» Exercise details: The listing below should be written out exactly; please include all of it.

-- Begin --

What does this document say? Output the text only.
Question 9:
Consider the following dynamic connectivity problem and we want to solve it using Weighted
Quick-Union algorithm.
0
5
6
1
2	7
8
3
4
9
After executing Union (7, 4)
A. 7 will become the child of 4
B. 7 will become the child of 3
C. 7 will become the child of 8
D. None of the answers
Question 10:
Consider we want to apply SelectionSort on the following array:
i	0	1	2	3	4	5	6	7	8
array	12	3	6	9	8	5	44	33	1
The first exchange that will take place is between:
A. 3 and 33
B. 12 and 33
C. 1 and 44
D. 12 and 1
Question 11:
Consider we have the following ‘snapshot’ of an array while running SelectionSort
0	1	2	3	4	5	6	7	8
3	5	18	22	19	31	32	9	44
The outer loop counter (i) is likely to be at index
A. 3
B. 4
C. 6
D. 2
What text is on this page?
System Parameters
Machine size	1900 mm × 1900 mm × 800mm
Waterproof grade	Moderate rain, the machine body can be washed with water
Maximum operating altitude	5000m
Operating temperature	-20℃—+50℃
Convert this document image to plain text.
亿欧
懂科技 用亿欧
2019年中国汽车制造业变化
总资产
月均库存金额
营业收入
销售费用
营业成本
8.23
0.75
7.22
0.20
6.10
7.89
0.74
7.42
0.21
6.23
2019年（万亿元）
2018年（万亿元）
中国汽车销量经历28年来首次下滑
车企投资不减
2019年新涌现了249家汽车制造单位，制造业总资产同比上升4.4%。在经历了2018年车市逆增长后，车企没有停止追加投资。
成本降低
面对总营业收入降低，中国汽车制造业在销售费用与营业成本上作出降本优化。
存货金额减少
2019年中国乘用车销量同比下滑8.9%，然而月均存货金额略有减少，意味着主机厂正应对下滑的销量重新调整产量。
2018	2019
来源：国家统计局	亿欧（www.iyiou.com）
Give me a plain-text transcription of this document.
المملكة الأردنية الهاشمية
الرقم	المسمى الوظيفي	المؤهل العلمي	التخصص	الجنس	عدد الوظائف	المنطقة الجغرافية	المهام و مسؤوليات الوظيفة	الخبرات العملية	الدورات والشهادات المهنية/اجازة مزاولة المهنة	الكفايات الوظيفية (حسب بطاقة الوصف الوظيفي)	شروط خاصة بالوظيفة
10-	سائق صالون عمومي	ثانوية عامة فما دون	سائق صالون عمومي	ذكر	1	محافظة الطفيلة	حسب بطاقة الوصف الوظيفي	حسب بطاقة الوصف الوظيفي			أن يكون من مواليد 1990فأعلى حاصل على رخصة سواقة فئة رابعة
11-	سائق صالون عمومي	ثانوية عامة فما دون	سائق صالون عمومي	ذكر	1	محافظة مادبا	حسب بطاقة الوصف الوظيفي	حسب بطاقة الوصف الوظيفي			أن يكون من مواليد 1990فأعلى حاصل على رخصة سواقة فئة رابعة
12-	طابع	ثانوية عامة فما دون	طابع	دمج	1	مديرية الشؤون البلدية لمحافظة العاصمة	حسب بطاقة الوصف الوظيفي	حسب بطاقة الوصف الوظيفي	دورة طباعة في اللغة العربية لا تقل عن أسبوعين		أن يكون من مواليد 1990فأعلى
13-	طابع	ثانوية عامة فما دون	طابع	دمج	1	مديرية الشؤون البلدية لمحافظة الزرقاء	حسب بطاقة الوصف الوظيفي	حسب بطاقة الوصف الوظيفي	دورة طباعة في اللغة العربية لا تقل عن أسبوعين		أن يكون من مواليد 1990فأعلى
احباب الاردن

-- End --

» Solution for this exercise:
What does this document say? Output the text only.
Question 9:
Consider the following dynamic connectivity problem and we want to solve it using Weighted
Quick-Union algorithm.
0
5
6
1
2	7
8
3
4
9
After executing Union (7, 4)
A. 7 will become the child of 4
B. 7 will become the child of 3
C. 7 will become the child of 8
D. None of the answers
Question 10:
Consider we want to apply SelectionSort on the following array:
i	0	1	2	3	4	5	6	7	8
array	12	3	6	9	8	5	44	33	1
The first exchange that will take place is between:
A. 3 and 33
B. 12 and 33
C. 1 and 44
D. 12 and 1
Question 11:
Consider we have the following ‘snapshot’ of an array while running SelectionSort
0	1	2	3	4	5	6	7	8
3	5	18	22	19	31	32	9	44
The outer loop counter (i) is likely to be at index
A. 3
B. 4
C. 6
D. 2
What text is on this page?
System Parameters
Machine size	1900 mm × 1900 mm × 800mm
Waterproof grade	Moderate rain, the machine body can be washed with water
Maximum operating altitude	5000m
Operating temperature	-20℃—+50℃
Convert this document image to plain text.
亿欧
懂科技 用亿欧
2019年中国汽车制造业变化
总资产
月均库存金额
营业收入
销售费用
营业成本
8.23
0.75
7.22
0.20
6.10
7.89
0.74
7.42
0.21
6.23
2019年（万亿元）
2018年（万亿元）
中国汽车销量经历28年来首次下滑
车企投资不减
2019年新涌现了249家汽车制造单位，制造业总资产同比上升4.4%。在经历了2018年车市逆增长后，车企没有停止追加投资。
成本降低
面对总营业收入降低，中国汽车制造业在销售费用与营业成本上作出降本优化。
存货金额减少
2019年中国乘用车销量同比下滑8.9%，然而月均存货金额略有减少，意味着主机厂正应对下滑的销量重新调整产量。
2018	2019
来源：国家统计局	亿欧（www.iyiou.com）
Give me a plain-text transcription of this document.
المملكة الأردنية الهاشمية
الرقم	المسمى الوظيفي	المؤهل العلمي	التخصص	الجنس	عدد الوظائف	المنطقة الجغرافية	المهام و مسؤوليات الوظيفة	الخبرات العملية	الدورات والشهادات المهنية/اجازة مزاولة المهنة	الكفايات الوظيفية (حسب بطاقة الوصف الوظيفي)	شروط خاصة بالوظيفة
10-	سائق صالون عمومي	ثانوية عامة فما دون	سائق صالون عمومي	ذكر	1	محافظة الطفيلة	حسب بطاقة الوصف الوظيفي	حسب بطاقة الوصف الوظيفي			أن يكون من مواليد 1990فأعلى حاصل على رخصة سواقة فئة رابعة
11-	سائق صالون عمومي	ثانوية عامة فما دون	سائق صالون عمومي	ذكر	1	محافظة مادبا	حسب بطاقة الوصف الوظيفي	حسب بطاقة الوصف الوظيفي			أن يكون من مواليد 1990فأعلى حاصل على رخصة سواقة فئة رابعة
12-	طابع	ثانوية عامة فما دون	طابع	دمج	1	مديرية الشؤون البلدية لمحافظة العاصمة	حسب بطاقة الوصف الوظيفي	حسب بطاقة الوصف الوظيفي	دورة طباعة في اللغة العربية لا تقل عن أسبوعين		أن يكون من مواليد 1990فأعلى
13-	طابع	ثانوية عامة فما دون	طابع	دمج	1	مديرية الشؤون البلدية لمحافظة الزرقاء	حسب بطاقة الوصف الوظيفي	حسب بطاقة الوصف الوظيفي	دورة طباعة في اللغة العربية لا تقل عن أسبوعين		أن يكون من مواليد 1990فأعلى
احباب الاردن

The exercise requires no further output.